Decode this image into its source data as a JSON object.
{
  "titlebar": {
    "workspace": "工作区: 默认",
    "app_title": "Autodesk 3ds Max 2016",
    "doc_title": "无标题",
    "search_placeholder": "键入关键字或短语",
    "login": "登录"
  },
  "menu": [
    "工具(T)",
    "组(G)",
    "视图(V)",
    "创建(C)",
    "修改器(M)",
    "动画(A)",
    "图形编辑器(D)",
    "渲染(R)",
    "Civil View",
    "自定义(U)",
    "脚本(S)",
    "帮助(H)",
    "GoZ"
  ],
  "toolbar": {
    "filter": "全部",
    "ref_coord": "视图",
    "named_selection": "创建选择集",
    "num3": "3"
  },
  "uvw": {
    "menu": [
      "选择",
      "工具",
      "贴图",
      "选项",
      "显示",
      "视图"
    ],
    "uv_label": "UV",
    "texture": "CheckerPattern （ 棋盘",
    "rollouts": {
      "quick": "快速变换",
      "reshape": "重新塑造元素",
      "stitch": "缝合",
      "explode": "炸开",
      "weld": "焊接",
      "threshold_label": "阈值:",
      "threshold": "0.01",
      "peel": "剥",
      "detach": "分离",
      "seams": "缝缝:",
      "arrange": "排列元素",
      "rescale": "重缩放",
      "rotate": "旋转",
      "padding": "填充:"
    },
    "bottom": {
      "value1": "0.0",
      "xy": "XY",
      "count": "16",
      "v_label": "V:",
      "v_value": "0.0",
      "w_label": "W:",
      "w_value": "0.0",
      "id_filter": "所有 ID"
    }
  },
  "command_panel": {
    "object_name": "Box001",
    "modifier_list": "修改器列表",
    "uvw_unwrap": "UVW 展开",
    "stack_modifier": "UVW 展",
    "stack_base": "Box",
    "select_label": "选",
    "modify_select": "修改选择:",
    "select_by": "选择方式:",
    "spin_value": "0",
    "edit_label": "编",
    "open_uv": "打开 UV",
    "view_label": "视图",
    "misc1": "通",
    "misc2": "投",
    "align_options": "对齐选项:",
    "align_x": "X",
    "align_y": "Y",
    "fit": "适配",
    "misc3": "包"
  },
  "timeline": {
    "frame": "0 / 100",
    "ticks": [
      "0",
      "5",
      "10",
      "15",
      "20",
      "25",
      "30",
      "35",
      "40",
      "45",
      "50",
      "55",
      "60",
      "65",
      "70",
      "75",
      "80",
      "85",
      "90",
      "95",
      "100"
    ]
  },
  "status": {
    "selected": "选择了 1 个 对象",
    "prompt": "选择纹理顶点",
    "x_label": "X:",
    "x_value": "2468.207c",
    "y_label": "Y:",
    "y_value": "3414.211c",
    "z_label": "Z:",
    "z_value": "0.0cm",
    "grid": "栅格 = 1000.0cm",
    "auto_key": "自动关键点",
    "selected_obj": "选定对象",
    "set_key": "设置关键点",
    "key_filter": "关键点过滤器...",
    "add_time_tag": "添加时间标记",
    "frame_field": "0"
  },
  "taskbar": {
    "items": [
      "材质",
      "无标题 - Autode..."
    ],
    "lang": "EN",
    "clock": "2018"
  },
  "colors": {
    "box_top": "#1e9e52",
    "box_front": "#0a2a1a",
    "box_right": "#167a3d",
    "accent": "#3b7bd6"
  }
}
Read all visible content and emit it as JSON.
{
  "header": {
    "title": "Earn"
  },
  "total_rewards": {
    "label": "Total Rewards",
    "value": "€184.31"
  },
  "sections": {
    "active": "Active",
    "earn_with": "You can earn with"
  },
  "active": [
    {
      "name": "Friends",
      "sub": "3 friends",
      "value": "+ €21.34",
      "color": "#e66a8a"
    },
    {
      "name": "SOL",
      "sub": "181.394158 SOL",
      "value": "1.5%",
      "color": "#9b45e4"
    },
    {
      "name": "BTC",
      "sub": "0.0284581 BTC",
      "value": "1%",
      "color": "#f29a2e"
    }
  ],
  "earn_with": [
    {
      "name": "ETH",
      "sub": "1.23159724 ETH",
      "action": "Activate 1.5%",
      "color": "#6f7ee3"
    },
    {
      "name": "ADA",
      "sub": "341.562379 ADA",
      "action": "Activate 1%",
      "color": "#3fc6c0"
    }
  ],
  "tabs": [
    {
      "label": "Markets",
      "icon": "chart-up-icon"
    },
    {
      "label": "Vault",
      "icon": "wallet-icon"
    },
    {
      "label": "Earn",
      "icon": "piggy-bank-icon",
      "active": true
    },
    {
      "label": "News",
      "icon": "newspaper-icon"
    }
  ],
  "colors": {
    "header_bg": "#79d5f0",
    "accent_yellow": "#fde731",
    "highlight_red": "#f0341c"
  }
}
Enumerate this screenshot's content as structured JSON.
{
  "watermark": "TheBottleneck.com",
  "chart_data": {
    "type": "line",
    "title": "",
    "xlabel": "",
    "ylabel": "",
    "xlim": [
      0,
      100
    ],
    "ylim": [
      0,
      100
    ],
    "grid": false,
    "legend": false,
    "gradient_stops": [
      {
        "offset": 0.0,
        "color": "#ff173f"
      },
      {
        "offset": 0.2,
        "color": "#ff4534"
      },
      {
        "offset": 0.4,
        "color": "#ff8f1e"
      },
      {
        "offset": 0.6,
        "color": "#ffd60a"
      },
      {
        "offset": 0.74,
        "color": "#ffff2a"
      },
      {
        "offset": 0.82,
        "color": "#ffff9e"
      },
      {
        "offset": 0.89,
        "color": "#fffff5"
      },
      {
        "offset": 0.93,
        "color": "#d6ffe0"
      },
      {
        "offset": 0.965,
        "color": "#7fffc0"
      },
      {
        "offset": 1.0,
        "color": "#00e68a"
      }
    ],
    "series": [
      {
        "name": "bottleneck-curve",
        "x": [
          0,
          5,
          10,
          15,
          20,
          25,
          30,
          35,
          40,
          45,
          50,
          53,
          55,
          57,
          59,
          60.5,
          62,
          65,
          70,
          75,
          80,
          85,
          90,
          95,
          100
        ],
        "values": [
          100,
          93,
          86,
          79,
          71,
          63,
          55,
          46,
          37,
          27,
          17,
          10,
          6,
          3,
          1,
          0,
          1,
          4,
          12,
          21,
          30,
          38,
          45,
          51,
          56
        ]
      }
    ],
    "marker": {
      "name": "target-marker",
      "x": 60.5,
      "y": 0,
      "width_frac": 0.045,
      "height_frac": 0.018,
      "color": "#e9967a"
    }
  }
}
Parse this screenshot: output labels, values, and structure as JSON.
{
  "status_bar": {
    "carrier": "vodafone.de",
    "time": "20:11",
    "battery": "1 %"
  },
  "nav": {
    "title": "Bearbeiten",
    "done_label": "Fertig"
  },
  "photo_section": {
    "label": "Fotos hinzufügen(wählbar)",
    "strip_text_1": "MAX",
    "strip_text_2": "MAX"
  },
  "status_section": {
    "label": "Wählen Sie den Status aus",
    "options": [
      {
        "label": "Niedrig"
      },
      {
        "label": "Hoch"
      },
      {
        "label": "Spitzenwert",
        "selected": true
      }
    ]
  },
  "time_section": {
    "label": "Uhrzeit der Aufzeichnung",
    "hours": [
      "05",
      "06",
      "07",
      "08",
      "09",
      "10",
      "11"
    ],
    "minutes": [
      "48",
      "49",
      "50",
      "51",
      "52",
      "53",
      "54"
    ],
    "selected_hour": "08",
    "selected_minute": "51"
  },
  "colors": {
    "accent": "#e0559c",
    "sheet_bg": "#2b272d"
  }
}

□ □ □ □ □

Exercise objective: Nothing should be left out: return all of the records exactly.

Answer to this task:
Decode this image into its source data as a JSON object.
{
  "titlebar": {
    "workspace": "工作区: 默认",
    "app_title": "Autodesk 3ds Max 2016",
    "doc_title": "无标题",
    "search_placeholder": "键入关键字或短语",
    "login": "登录"
  },
  "menu": [
    "工具(T)",
    "组(G)",
    "视图(V)",
    "创建(C)",
    "修改器(M)",
    "动画(A)",
    "图形编辑器(D)",
    "渲染(R)",
    "Civil View",
    "自定义(U)",
    "脚本(S)",
    "帮助(H)",
    "GoZ"
  ],
  "toolbar": {
    "filter": "全部",
    "ref_coord": "视图",
    "named_selection": "创建选择集",
    "num3": "3"
  },
  "uvw": {
    "menu": [
      "选择",
      "工具",
      "贴图",
      "选项",
      "显示",
      "视图"
    ],
    "uv_label": "UV",
    "texture": "CheckerPattern （ 棋盘",
    "rollouts": {
      "quick": "快速变换",
      "reshape": "重新塑造元素",
      "stitch": "缝合",
      "explode": "炸开",
      "weld": "焊接",
      "threshold_label": "阈值:",
      "threshold": "0.01",
      "peel": "剥",
      "detach": "分离",
      "seams": "缝缝:",
      "arrange": "排列元素",
      "rescale": "重缩放",
      "rotate": "旋转",
      "padding": "填充:"
    },
    "bottom": {
      "value1": "0.0",
      "xy": "XY",
      "count": "16",
      "v_label": "V:",
      "v_value": "0.0",
      "w_label": "W:",
      "w_value": "0.0",
      "id_filter": "所有 ID"
    }
  },
  "command_panel": {
    "object_name": "Box001",
    "modifier_list": "修改器列表",
    "uvw_unwrap": "UVW 展开",
    "stack_modifier": "UVW 展",
    "stack_base": "Box",
    "select_label": "选",
    "modify_select": "修改选择:",
    "select_by": "选择方式:",
    "spin_value": "0",
    "edit_label": "编",
    "open_uv": "打开 UV",
    "view_label": "视图",
    "misc1": "通",
    "misc2": "投",
    "align_options": "对齐选项:",
    "align_x": "X",
    "align_y": "Y",
    "fit": "适配",
    "misc3": "包"
  },
  "timeline": {
    "frame": "0 / 100",
    "ticks": [
      "0",
      "5",
      "10",
      "15",
      "20",
      "25",
      "30",
      "35",
      "40",
      "45",
      "50",
      "55",
      "60",
      "65",
      "70",
      "75",
      "80",
      "85",
      "90",
      "95",
      "100"
    ]
  },
  "status": {
    "selected": "选择了 1 个 对象",
    "prompt": "选择纹理顶点",
    "x_label": "X:",
    "x_value": "2468.207c",
    "y_label": "Y:",
    "y_value": "3414.211c",
    "z_label": "Z:",
    "z_value": "0.0cm",
    "grid": "栅格 = 1000.0cm",
    "auto_key": "自动关键点",
    "selected_obj": "选定对象",
    "set_key": "设置关键点",
    "key_filter": "关键点过滤器...",
    "add_time_tag": "添加时间标记",
    "frame_field": "0"
  },
  "taskbar": {
    "items": [
      "材质",
      "无标题 - Autode..."
    ],
    "lang": "EN",
    "clock": "2018"
  },
  "colors": {
    "box_top": "#1e9e52",
    "box_front": "#0a2a1a",
    "box_right": "#167a3d",
    "accent": "#3b7bd6"
  }
}
Read all visible content and emit it as JSON.
{
  "header": {
    "title": "Earn"
  },
  "total_rewards": {
    "label": "Total Rewards",
    "value": "€184.31"
  },
  "sections": {
    "active": "Active",
    "earn_with": "You can earn with"
  },
  "active": [
    {
      "name": "Friends",
      "sub": "3 friends",
      "value": "+ €21.34",
      "color": "#e66a8a"
    },
    {
      "name": "SOL",
      "sub": "181.394158 SOL",
      "value": "1.5%",
      "color": "#9b45e4"
    },
    {
      "name": "BTC",
      "sub": "0.0284581 BTC",
      "value": "1%",
      "color": "#f29a2e"
    }
  ],
  "earn_with": [
    {
      "name": "ETH",
      "sub": "1.23159724 ETH",
      "action": "Activate 1.5%",
      "color": "#6f7ee3"
    },
    {
      "name": "ADA",
      "sub": "341.562379 ADA",
      "action": "Activate 1%",
      "color": "#3fc6c0"
    }
  ],
  "tabs": [
    {
      "label": "Markets",
      "icon": "chart-up-icon"
    },
    {
      "label": "Vault",
      "icon": "wallet-icon"
    },
    {
      "label": "Earn",
      "icon": "piggy-bank-icon",
      "active": true
    },
    {
      "label": "News",
      "icon": "newspaper-icon"
    }
  ],
  "colors": {
    "header_bg": "#79d5f0",
    "accent_yellow": "#fde731",
    "highlight_red": "#f0341c"
  }
}
Enumerate this screenshot's content as structured JSON.
{
  "watermark": "TheBottleneck.com",
  "chart_data": {
    "type": "line",
    "title": "",
    "xlabel": "",
    "ylabel": "",
    "xlim": [
      0,
      100
    ],
    "ylim": [
      0,
      100
    ],
    "grid": false,
    "legend": false,
    "gradient_stops": [
      {
        "offset": 0.0,
        "color": "#ff173f"
      },
      {
        "offset": 0.2,
        "color": "#ff4534"
      },
      {
        "offset": 0.4,
        "color": "#ff8f1e"
      },
      {
        "offset": 0.6,
        "color": "#ffd60a"
      },
      {
        "offset": 0.74,
        "color": "#ffff2a"
      },
      {
        "offset": 0.82,
        "color": "#ffff9e"
      },
      {
        "offset": 0.89,
        "color": "#fffff5"
      },
      {
        "offset": 0.93,
        "color": "#d6ffe0"
      },
      {
        "offset": 0.965,
        "color": "#7fffc0"
      },
      {
        "offset": 1.0,
        "color": "#00e68a"
      }
    ],
    "series": [
      {
        "name": "bottleneck-curve",
        "x": [
          0,
          5,
          10,
          15,
          20,
          25,
          30,
          35,
          40,
          45,
          50,
          53,
          55,
          57,
          59,
          60.5,
          62,
          65,
          70,
          75,
          80,
          85,
          90,
          95,
          100
        ],
        "values": [
          100,
          93,
          86,
          79,
          71,
          63,
          55,
          46,
          37,
          27,
          17,
          10,
          6,
          3,
          1,
          0,
          1,
          4,
          12,
          21,
          30,
          38,
          45,
          51,
          56
        ]
      }
    ],
    "marker": {
      "name": "target-marker",
      "x": 60.5,
      "y": 0,
      "width_frac": 0.045,
      "height_frac": 0.018,
      "color": "#e9967a"
    }
  }
}
Parse this screenshot: output labels, values, and structure as JSON.
{
  "status_bar": {
    "carrier": "vodafone.de",
    "time": "20:11",
    "battery": "1 %"
  },
  "nav": {
    "title": "Bearbeiten",
    "done_label": "Fertig"
  },
  "photo_section": {
    "label": "Fotos hinzufügen(wählbar)",
    "strip_text_1": "MAX",
    "strip_text_2": "MAX"
  },
  "status_section": {
    "label": "Wählen Sie den Status aus",
    "options": [
      {
        "label": "Niedrig"
      },
      {
        "label": "Hoch"
      },
      {
        "label": "Spitzenwert",
        "selected": true
      }
    ]
  },
  "time_section": {
    "label": "Uhrzeit der Aufzeichnung",
    "hours": [
      "05",
      "06",
      "07",
      "08",
      "09",
      "10",
      "11"
    ],
    "minutes": [
      "48",
      "49",
      "50",
      "51",
      "52",
      "53",
      "54"
    ],
    "selected_hour": "08",
    "selected_minute": "51"
  },
  "colors": {
    "accent": "#e0559c",
    "sheet_bg": "#2b272d"
  }
}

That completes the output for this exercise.